» What the exercise asks:
Copy out each line that includes the word "because".

* begin Available records *

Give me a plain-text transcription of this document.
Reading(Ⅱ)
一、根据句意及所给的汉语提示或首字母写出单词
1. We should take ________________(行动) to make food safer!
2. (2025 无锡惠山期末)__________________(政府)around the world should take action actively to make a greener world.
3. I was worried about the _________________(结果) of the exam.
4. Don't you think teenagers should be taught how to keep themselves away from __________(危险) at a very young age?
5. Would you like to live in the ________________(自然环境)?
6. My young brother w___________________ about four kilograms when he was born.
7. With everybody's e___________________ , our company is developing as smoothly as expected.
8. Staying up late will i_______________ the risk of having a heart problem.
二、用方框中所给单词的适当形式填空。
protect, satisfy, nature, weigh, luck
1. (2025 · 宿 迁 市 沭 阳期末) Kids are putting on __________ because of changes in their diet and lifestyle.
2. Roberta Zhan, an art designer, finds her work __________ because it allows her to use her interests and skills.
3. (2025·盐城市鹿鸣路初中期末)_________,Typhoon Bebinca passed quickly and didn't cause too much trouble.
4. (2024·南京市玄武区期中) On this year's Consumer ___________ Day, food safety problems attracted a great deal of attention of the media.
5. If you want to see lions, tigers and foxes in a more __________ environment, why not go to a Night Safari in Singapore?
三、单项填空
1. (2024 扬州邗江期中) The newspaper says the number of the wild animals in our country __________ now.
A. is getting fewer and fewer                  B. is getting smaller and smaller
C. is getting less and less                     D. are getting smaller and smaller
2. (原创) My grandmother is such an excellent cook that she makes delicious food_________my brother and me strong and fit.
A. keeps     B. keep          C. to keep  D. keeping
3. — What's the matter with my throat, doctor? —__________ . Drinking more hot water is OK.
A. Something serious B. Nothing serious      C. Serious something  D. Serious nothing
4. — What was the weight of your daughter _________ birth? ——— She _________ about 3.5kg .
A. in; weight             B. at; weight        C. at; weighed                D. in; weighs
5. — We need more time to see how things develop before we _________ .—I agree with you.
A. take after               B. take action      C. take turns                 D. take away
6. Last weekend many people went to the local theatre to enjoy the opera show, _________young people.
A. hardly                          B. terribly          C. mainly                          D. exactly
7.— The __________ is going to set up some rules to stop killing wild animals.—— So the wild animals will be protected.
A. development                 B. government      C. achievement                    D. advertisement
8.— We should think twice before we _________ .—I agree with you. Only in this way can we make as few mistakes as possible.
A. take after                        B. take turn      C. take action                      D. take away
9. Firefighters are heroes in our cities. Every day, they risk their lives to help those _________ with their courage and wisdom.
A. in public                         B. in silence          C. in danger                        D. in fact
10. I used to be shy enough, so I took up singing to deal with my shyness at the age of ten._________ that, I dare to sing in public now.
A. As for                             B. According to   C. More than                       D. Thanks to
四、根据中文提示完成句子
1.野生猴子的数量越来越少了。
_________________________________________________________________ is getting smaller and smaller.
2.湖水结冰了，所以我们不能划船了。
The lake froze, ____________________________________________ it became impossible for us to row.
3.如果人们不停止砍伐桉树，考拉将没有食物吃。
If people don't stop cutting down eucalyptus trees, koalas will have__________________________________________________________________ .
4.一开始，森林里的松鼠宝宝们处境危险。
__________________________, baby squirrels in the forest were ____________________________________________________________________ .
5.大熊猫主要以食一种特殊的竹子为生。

* end Available records *

» Written answer:
1. (2025 · 宿 迁 市 沭 阳期末) Kids are putting on __________ because of changes in their diet and lifestyle.
2. Roberta Zhan, an art designer, finds her work __________ because it allows her to use her interests and skills.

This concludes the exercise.